Using the material below, copy every line where "into" appears.

════════════════════

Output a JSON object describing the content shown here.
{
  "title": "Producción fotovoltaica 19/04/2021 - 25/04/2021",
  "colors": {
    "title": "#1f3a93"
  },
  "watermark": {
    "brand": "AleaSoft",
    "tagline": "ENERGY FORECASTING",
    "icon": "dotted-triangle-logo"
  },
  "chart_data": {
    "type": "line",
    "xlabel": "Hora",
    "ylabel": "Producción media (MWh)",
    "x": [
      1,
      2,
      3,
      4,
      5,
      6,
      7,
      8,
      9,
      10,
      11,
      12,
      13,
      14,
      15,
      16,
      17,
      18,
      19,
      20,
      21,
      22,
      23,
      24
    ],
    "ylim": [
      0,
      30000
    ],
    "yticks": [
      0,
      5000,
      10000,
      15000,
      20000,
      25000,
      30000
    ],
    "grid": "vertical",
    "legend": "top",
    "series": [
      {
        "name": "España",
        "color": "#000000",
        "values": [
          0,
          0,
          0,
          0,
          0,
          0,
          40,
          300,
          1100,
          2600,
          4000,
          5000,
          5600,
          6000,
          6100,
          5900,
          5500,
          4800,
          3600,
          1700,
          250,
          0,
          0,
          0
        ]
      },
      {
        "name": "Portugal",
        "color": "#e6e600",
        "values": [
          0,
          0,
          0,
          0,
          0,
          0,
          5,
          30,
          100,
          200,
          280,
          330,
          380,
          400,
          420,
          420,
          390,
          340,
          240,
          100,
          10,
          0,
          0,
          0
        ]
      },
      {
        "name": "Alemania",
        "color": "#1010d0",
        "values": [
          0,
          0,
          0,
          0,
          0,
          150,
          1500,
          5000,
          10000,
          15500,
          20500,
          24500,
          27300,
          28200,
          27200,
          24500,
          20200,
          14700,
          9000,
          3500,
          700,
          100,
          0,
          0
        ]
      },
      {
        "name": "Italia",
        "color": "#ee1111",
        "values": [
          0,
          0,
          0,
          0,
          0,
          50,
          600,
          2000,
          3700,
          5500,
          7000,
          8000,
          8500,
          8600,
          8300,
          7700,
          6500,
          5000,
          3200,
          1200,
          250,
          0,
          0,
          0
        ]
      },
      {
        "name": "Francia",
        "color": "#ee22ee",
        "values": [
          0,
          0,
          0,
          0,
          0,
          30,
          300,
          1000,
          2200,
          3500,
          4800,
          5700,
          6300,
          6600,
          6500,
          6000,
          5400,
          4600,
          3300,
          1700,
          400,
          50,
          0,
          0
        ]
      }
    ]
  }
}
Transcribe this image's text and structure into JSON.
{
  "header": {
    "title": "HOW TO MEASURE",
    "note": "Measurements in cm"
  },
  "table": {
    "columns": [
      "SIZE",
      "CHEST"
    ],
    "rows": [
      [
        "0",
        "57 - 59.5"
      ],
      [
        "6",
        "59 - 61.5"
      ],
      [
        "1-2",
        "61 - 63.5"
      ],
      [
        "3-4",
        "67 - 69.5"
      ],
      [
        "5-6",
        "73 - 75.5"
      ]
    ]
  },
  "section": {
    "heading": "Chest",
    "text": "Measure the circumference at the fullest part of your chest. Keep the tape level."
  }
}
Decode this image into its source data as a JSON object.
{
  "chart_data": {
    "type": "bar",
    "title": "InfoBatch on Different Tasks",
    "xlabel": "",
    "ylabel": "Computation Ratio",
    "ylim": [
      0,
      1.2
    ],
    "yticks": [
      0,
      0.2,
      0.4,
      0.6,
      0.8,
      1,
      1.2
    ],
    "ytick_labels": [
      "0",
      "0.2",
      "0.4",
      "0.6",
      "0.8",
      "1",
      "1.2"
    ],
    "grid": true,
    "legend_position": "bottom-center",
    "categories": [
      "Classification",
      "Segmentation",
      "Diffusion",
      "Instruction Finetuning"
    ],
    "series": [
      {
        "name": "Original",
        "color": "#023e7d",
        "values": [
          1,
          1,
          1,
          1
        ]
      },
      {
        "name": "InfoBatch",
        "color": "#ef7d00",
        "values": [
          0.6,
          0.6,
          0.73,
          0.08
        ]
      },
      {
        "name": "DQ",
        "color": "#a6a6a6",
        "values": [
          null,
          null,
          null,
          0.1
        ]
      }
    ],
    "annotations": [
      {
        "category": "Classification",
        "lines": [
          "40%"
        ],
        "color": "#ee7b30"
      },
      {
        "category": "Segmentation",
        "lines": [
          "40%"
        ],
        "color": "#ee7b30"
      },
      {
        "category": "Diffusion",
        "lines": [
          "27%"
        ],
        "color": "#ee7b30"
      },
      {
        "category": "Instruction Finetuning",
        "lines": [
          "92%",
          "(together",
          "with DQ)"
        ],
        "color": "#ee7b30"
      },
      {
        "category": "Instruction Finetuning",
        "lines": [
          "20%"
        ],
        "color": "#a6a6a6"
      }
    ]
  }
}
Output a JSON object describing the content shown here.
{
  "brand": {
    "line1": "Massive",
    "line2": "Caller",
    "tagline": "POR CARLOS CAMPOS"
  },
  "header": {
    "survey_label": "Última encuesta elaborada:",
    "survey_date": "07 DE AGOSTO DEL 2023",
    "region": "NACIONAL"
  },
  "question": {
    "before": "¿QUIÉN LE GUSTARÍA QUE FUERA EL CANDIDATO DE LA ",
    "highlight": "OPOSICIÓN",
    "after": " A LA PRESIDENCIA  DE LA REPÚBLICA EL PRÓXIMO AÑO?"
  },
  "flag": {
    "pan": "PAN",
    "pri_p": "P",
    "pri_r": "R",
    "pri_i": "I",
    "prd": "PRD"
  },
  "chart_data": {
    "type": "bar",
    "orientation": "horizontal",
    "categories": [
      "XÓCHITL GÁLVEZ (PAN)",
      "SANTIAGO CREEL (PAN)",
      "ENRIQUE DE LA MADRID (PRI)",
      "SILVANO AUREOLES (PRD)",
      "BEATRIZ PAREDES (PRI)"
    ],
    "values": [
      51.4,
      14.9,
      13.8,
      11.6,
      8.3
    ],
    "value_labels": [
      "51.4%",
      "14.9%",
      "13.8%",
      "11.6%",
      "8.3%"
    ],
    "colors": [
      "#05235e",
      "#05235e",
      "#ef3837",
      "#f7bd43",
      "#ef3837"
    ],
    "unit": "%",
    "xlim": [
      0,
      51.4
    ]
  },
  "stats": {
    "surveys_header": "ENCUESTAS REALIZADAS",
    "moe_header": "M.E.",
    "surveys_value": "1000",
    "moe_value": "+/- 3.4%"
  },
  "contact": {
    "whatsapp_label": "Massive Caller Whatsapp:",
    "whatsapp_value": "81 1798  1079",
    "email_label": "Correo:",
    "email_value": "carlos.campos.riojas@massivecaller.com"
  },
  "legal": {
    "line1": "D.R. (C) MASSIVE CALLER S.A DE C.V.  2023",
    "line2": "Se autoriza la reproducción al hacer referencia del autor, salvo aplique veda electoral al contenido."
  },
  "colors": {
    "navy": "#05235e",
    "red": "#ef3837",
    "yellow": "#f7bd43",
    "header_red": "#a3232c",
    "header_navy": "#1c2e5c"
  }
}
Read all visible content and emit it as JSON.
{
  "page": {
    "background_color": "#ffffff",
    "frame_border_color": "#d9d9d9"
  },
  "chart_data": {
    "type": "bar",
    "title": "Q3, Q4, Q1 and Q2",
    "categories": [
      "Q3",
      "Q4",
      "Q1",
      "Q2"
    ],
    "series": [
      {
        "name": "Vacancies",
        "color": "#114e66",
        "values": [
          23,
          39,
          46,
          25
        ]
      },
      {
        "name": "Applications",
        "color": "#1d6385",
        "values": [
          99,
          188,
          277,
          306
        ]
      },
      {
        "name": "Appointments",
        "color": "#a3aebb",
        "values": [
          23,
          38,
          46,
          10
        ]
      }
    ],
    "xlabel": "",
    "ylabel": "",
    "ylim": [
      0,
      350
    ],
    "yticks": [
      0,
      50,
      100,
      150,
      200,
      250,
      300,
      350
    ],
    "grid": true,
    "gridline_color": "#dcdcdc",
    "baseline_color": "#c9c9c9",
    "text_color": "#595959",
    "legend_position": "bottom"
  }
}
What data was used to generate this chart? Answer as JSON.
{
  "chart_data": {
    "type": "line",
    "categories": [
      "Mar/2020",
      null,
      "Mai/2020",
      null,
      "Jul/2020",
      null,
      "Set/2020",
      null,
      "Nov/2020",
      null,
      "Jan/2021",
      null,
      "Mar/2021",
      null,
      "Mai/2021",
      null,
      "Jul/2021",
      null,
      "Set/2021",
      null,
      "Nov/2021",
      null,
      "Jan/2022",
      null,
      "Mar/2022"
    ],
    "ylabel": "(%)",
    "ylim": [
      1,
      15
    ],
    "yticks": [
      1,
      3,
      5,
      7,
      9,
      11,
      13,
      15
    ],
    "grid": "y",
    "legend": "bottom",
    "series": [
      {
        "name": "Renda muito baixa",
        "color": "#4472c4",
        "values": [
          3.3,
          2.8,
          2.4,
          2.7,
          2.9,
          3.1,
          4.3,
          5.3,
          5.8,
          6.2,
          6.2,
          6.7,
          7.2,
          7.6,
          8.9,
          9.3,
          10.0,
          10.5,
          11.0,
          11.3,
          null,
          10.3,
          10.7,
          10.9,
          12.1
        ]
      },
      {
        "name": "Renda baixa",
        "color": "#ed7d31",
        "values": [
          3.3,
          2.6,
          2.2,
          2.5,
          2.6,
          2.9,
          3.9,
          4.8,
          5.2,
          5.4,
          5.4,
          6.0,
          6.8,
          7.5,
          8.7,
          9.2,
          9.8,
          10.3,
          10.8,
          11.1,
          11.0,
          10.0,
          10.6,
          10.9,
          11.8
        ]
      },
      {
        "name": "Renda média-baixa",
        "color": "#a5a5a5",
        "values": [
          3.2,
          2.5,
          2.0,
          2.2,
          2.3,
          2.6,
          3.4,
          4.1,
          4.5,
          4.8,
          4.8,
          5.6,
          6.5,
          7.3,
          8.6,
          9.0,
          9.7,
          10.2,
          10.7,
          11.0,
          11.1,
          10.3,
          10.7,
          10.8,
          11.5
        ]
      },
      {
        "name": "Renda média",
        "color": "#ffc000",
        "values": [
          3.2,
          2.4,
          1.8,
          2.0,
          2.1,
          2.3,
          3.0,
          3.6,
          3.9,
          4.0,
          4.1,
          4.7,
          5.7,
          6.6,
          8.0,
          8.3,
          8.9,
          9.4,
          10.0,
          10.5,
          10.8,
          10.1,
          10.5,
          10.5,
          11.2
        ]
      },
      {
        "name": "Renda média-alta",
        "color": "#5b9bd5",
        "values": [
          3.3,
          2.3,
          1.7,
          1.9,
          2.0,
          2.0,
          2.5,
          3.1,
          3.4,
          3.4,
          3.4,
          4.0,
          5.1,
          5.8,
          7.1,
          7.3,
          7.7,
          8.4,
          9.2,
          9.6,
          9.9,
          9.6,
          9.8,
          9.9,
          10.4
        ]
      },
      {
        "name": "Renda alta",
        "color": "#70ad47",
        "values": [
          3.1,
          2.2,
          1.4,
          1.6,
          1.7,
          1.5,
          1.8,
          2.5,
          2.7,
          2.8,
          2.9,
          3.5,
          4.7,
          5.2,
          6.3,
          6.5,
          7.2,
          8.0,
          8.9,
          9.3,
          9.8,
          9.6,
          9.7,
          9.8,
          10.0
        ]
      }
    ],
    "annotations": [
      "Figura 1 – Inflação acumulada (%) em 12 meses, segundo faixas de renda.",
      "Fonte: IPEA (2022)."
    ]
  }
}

════════════════════

**SOLUTION TO THIS TASK**
Transcribe this image's text and structure into JSON.
Decode this image into its source data as a JSON object.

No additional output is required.